EXERCISE AIM
Give only the lines from the one containing "Enumerate this screenshot's" through the end of the material below, exactly as written.

RECORDS SUPPLIED
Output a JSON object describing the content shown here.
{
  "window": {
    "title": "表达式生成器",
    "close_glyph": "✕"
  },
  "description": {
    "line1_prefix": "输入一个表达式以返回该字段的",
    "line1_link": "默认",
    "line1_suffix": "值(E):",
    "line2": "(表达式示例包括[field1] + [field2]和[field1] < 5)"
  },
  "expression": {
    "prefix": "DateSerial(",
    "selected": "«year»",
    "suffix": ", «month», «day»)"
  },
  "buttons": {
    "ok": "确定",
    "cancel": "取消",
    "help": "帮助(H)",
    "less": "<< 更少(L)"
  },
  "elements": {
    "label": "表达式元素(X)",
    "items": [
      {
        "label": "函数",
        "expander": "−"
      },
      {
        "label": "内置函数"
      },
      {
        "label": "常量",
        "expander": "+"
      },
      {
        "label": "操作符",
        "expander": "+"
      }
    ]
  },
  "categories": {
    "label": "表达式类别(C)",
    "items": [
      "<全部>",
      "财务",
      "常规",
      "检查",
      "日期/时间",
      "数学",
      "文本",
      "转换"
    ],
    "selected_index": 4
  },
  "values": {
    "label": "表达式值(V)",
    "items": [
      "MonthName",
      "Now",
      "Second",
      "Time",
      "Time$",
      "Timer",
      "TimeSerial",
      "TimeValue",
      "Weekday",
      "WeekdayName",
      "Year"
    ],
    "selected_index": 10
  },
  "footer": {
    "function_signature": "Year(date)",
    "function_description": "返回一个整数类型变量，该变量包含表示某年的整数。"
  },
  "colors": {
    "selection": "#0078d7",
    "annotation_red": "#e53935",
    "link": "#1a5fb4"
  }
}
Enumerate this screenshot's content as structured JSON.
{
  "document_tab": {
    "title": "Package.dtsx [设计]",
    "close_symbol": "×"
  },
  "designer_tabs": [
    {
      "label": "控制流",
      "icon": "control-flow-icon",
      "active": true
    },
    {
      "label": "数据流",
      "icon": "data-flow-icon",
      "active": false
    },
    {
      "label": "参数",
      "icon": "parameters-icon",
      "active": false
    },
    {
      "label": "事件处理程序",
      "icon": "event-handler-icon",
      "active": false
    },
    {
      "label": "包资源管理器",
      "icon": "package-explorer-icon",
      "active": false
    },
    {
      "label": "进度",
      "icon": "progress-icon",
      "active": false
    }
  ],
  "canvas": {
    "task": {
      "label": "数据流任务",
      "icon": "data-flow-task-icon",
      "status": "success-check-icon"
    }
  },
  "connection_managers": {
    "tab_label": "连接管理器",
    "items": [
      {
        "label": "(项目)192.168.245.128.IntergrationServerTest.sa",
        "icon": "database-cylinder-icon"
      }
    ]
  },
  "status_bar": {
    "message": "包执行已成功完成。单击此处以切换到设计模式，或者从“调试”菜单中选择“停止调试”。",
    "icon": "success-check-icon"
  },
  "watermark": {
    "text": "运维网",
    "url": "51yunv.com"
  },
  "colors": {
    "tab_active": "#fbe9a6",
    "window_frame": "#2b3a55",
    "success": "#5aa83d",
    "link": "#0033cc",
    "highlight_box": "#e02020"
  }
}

SOLUTION TO THIS PROBLEM
Enumerate this screenshot's content as structured JSON.
{
  "document_tab": {
    "title": "Package.dtsx [设计]",
    "close_symbol": "×"
  },
  "designer_tabs": [
    {
      "label": "控制流",
      "icon": "control-flow-icon",
      "active": true
    },
    {
      "label": "数据流",
      "icon": "data-flow-icon",
      "active": false
    },
    {
      "label": "参数",
      "icon": "parameters-icon",
      "active": false
    },
    {
      "label": "事件处理程序",
      "icon": "event-handler-icon",
      "active": false
    },
    {
      "label": "包资源管理器",
      "icon": "package-explorer-icon",
      "active": false
    },
    {
      "label": "进度",
      "icon": "progress-icon",
      "active": false
    }
  ],
  "canvas": {
    "task": {
      "label": "数据流任务",
      "icon": "data-flow-task-icon",
      "status": "success-check-icon"
    }
  },
  "connection_managers": {
    "tab_label": "连接管理器",
    "items": [
      {
        "label": "(项目)192.168.245.128.IntergrationServerTest.sa",
        "icon": "database-cylinder-icon"
      }
    ]
  },
  "status_bar": {
    "message": "包执行已成功完成。单击此处以切换到设计模式，或者从“调试”菜单中选择“停止调试”。",
    "icon": "success-check-icon"
  },
  "watermark": {
    "text": "运维网",
    "url": "51yunv.com"
  },
  "colors": {
    "tab_active": "#fbe9a6",
    "window_frame": "#2b3a55",
    "success": "#5aa83d",
    "link": "#0033cc",
    "highlight_box": "#e02020"
  }
}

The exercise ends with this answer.